* _DIRECTIONS FOR THIS TASK_: Transcribe the records below exactly.

* _INPUT_:

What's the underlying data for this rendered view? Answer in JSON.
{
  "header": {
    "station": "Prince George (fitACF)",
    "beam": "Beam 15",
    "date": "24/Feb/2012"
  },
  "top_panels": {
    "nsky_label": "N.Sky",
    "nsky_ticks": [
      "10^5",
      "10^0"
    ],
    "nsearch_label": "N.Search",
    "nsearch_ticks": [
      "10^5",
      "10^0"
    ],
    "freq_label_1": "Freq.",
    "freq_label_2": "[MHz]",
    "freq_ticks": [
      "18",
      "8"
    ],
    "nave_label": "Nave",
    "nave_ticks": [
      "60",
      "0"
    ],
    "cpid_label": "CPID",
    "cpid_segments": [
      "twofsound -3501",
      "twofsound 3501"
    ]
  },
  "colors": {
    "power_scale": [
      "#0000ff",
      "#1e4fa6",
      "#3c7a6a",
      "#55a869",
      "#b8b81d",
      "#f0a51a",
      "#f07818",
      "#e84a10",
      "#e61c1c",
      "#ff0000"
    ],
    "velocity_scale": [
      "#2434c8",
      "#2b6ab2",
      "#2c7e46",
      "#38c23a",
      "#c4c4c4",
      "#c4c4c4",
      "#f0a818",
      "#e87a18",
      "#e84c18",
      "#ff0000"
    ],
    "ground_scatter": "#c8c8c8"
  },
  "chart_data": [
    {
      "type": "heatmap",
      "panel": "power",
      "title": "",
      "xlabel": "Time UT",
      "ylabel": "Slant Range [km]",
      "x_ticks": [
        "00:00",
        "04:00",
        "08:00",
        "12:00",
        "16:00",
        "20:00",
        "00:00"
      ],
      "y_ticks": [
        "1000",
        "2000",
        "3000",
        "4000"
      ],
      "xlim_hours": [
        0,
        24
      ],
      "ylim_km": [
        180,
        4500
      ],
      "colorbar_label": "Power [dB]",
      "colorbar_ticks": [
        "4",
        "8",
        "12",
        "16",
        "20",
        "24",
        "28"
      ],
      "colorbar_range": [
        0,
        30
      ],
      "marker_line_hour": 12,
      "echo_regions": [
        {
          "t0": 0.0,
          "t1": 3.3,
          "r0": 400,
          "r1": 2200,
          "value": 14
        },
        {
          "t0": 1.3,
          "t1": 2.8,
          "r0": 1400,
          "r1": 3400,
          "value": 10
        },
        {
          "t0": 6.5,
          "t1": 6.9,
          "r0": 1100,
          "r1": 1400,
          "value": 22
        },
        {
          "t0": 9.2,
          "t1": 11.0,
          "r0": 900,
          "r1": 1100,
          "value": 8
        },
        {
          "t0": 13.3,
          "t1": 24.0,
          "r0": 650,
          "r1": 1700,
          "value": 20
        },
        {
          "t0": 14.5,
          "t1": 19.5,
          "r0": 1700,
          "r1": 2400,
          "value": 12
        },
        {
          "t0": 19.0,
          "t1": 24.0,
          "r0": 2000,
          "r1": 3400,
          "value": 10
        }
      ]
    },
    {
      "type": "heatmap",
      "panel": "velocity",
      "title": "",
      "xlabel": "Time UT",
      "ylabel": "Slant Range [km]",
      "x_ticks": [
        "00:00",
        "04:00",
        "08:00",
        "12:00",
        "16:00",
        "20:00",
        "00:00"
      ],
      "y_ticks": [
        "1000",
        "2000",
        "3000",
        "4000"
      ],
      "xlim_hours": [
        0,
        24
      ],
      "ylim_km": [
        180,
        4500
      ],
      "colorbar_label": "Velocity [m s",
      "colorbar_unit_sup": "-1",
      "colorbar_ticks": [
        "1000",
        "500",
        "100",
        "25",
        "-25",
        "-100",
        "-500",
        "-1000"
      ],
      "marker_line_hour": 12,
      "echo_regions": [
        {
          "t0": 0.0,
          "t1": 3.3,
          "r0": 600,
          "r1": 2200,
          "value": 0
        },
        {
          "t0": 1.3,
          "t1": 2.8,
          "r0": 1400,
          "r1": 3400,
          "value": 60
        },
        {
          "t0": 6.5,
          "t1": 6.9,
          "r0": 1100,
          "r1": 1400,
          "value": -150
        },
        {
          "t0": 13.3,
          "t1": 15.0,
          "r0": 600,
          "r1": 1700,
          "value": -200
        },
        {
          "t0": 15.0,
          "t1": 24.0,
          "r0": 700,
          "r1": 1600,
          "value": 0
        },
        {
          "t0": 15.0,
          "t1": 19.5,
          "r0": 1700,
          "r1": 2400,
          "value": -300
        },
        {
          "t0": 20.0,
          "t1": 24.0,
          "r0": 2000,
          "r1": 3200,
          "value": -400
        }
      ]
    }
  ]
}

* _WRITTEN SOLUTION_:
What's the underlying data for this rendered view? Answer in JSON.
{
  "header": {
    "station": "Prince George (fitACF)",
    "beam": "Beam 15",
    "date": "24/Feb/2012"
  },
  "top_panels": {
    "nsky_label": "N.Sky",
    "nsky_ticks": [
      "10^5",
      "10^0"
    ],
    "nsearch_label": "N.Search",
    "nsearch_ticks": [
      "10^5",
      "10^0"
    ],
    "freq_label_1": "Freq.",
    "freq_label_2": "[MHz]",
    "freq_ticks": [
      "18",
      "8"
    ],
    "nave_label": "Nave",
    "nave_ticks": [
      "60",
      "0"
    ],
    "cpid_label": "CPID",
    "cpid_segments": [
      "twofsound -3501",
      "twofsound 3501"
    ]
  },
  "colors": {
    "power_scale": [
      "#0000ff",
      "#1e4fa6",
      "#3c7a6a",
      "#55a869",
      "#b8b81d",
      "#f0a51a",
      "#f07818",
      "#e84a10",
      "#e61c1c",
      "#ff0000"
    ],
    "velocity_scale": [
      "#2434c8",
      "#2b6ab2",
      "#2c7e46",
      "#38c23a",
      "#c4c4c4",
      "#c4c4c4",
      "#f0a818",
      "#e87a18",
      "#e84c18",
      "#ff0000"
    ],
    "ground_scatter": "#c8c8c8"
  },
  "chart_data": [
    {
      "type": "heatmap",
      "panel": "power",
      "title": "",
      "xlabel": "Time UT",
      "ylabel": "Slant Range [km]",
      "x_ticks": [
        "00:00",
        "04:00",
        "08:00",
        "12:00",
        "16:00",
        "20:00",
        "00:00"
      ],
      "y_ticks": [
        "1000",
        "2000",
        "3000",
        "4000"
      ],
      "xlim_hours": [
        0,
        24
      ],
      "ylim_km": [
        180,
        4500
      ],
      "colorbar_label": "Power [dB]",
      "colorbar_ticks": [
        "4",
        "8",
        "12",
        "16",
        "20",
        "24",
        "28"
      ],
      "colorbar_range": [
        0,
        30
      ],
      "marker_line_hour": 12,
      "echo_regions": [
        {
          "t0": 0.0,
          "t1": 3.3,
          "r0": 400,
          "r1": 2200,
          "value": 14
        },
        {
          "t0": 1.3,
          "t1": 2.8,
          "r0": 1400,
          "r1": 3400,
          "value": 10
        },
        {
          "t0": 6.5,
          "t1": 6.9,
          "r0": 1100,
          "r1": 1400,
          "value": 22
        },
        {
          "t0": 9.2,
          "t1": 11.0,
          "r0": 900,
          "r1": 1100,
          "value": 8
        },
        {
          "t0": 13.3,
          "t1": 24.0,
          "r0": 650,
          "r1": 1700,
          "value": 20
        },
        {
          "t0": 14.5,
          "t1": 19.5,
          "r0": 1700,
          "r1": 2400,
          "value": 12
        },
        {
          "t0": 19.0,
          "t1": 24.0,
          "r0": 2000,
          "r1": 3400,
          "value": 10
        }
      ]
    },
    {
      "type": "heatmap",
      "panel": "velocity",
      "title": "",
      "xlabel": "Time UT",
      "ylabel": "Slant Range [km]",
      "x_ticks": [
        "00:00",
        "04:00",
        "08:00",
        "12:00",
        "16:00",
        "20:00",
        "00:00"
      ],
      "y_ticks": [
        "1000",
        "2000",
        "3000",
        "4000"
      ],
      "xlim_hours": [
        0,
        24
      ],
      "ylim_km": [
        180,
        4500
      ],
      "colorbar_label": "Velocity [m s",
      "colorbar_unit_sup": "-1",
      "colorbar_ticks": [
        "1000",
        "500",
        "100",
        "25",
        "-25",
        "-100",
        "-500",
        "-1000"
      ],
      "marker_line_hour": 12,
      "echo_regions": [
        {
          "t0": 0.0,
          "t1": 3.3,
          "r0": 600,
          "r1": 2200,
          "value": 0
        },
        {
          "t0": 1.3,
          "t1": 2.8,
          "r0": 1400,
          "r1": 3400,
          "value": 60
        },
        {
          "t0": 6.5,
          "t1": 6.9,
          "r0": 1100,
          "r1": 1400,
          "value": -150
        },
        {
          "t0": 13.3,
          "t1": 15.0,
          "r0": 600,
          "r1": 1700,
          "value": -200
        },
        {
          "t0": 15.0,
          "t1": 24.0,
          "r0": 700,
          "r1": 1600,
          "value": 0
        },
        {
          "t0": 15.0,
          "t1": 19.5,
          "r0": 1700,
          "r1": 2400,
          "value": -300
        },
        {
          "t0": 20.0,
          "t1": 24.0,
          "r0": 2000,
          "r1": 3200,
          "value": -400
        }
      ]
    }
  ]
}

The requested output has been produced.